Extract the complete data exactly as given.
** START OF Source material **
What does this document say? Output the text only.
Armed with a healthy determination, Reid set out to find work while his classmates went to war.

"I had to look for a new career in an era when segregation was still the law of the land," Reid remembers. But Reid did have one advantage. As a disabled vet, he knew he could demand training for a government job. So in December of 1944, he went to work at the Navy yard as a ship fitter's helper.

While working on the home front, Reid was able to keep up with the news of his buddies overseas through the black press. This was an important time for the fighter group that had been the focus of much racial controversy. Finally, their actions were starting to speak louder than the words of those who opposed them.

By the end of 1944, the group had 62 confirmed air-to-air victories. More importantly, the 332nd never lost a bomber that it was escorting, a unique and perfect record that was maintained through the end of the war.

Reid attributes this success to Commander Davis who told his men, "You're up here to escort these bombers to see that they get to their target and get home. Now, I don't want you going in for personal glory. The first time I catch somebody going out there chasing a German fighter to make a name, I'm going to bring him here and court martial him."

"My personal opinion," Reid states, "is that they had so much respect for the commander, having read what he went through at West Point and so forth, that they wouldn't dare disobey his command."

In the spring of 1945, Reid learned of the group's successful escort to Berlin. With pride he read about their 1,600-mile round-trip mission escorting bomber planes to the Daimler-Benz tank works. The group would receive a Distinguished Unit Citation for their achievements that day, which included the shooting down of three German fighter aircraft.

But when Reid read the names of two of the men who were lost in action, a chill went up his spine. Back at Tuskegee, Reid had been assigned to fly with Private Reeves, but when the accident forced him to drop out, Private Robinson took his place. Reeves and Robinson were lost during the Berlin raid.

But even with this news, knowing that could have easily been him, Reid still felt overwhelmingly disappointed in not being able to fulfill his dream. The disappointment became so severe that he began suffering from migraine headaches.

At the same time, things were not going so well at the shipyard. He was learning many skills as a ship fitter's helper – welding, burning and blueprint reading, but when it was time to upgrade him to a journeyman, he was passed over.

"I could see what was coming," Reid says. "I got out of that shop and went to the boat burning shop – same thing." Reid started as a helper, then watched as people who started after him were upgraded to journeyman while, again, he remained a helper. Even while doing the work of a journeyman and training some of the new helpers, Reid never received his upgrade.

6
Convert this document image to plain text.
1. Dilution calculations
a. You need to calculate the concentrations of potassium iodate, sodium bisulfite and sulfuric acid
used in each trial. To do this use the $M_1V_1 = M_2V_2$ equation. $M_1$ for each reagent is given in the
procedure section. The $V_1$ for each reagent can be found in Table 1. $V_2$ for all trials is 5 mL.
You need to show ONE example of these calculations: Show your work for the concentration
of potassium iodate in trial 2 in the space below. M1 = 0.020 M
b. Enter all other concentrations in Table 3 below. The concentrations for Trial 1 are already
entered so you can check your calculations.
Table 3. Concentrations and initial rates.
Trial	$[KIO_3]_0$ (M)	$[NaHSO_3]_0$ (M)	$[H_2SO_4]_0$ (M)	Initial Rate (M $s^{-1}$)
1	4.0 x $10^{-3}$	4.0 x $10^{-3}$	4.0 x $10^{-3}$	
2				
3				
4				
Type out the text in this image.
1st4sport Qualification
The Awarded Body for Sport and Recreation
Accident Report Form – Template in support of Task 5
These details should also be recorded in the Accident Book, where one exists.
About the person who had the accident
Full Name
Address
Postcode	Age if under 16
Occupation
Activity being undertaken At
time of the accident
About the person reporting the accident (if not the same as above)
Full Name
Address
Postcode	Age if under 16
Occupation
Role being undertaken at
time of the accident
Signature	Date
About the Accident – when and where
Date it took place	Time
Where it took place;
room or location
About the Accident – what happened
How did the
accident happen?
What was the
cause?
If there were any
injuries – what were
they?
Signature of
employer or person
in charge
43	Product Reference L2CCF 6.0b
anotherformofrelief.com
** END OF Source material **
### Final answer
What does this document say? Output the text only.
Armed with a healthy determination, Reid set out to find work while his classmates went to war.

"I had to look for a new career in an era when segregation was still the law of the land," Reid remembers. But Reid did have one advantage. As a disabled vet, he knew he could demand training for a government job. So in December of 1944, he went to work at the Navy yard as a ship fitter's helper.

While working on the home front, Reid was able to keep up with the news of his buddies overseas through the black press. This was an important time for the fighter group that had been the focus of much racial controversy. Finally, their actions were starting to speak louder than the words of those who opposed them.

By the end of 1944, the group had 62 confirmed air-to-air victories. More importantly, the 332nd never lost a bomber that it was escorting, a unique and perfect record that was maintained through the end of the war.

Reid attributes this success to Commander Davis who told his men, "You're up here to escort these bombers to see that they get to their target and get home. Now, I don't want you going in for personal glory. The first time I catch somebody going out there chasing a German fighter to make a name, I'm going to bring him here and court martial him."

"My personal opinion," Reid states, "is that they had so much respect for the commander, having read what he went through at West Point and so forth, that they wouldn't dare disobey his command."

In the spring of 1945, Reid learned of the group's successful escort to Berlin. With pride he read about their 1,600-mile round-trip mission escorting bomber planes to the Daimler-Benz tank works. The group would receive a Distinguished Unit Citation for their achievements that day, which included the shooting down of three German fighter aircraft.

But when Reid read the names of two of the men who were lost in action, a chill went up his spine. Back at Tuskegee, Reid had been assigned to fly with Private Reeves, but when the accident forced him to drop out, Private Robinson took his place. Reeves and Robinson were lost during the Berlin raid.

But even with this news, knowing that could have easily been him, Reid still felt overwhelmingly disappointed in not being able to fulfill his dream. The disappointment became so severe that he began suffering from migraine headaches.

At the same time, things were not going so well at the shipyard. He was learning many skills as a ship fitter's helper – welding, burning and blueprint reading, but when it was time to upgrade him to a journeyman, he was passed over.

"I could see what was coming," Reid says. "I got out of that shop and went to the boat burning shop – same thing." Reid started as a helper, then watched as people who started after him were upgraded to journeyman while, again, he remained a helper. Even while doing the work of a journeyman and training some of the new helpers, Reid never received his upgrade.

6
Convert this document image to plain text.
1. Dilution calculations
a. You need to calculate the concentrations of potassium iodate, sodium bisulfite and sulfuric acid
used in each trial. To do this use the $M_1V_1 = M_2V_2$ equation. $M_1$ for each reagent is given in the
procedure section. The $V_1$ for each reagent can be found in Table 1. $V_2$ for all trials is 5 mL.
You need to show ONE example of these calculations: Show your work for the concentration
of potassium iodate in trial 2 in the space below. M1 = 0.020 M
b. Enter all other concentrations in Table 3 below. The concentrations for Trial 1 are already
entered so you can check your calculations.
Table 3. Concentrations and initial rates.
Trial	$[KIO_3]_0$ (M)	$[NaHSO_3]_0$ (M)	$[H_2SO_4]_0$ (M)	Initial Rate (M $s^{-1}$)
1	4.0 x $10^{-3}$	4.0 x $10^{-3}$	4.0 x $10^{-3}$	
2				
3				
4				
Type out the text in this image.
1st4sport Qualification
The Awarded Body for Sport and Recreation
Accident Report Form – Template in support of Task 5
These details should also be recorded in the Accident Book, where one exists.
About the person who had the accident
Full Name
Address
Postcode	Age if under 16
Occupation
Activity being undertaken At
time of the accident
About the person reporting the accident (if not the same as above)
Full Name
Address
Postcode	Age if under 16
Occupation
Role being undertaken at
time of the accident
Signature	Date
About the Accident – when and where
Date it took place	Time
Where it took place;
room or location
About the Accident – what happened
How did the
accident happen?
What was the
cause?
If there were any
injuries – what were
they?
Signature of
employer or person
in charge
43	Product Reference L2CCF 6.0b
anotherformofrelief.com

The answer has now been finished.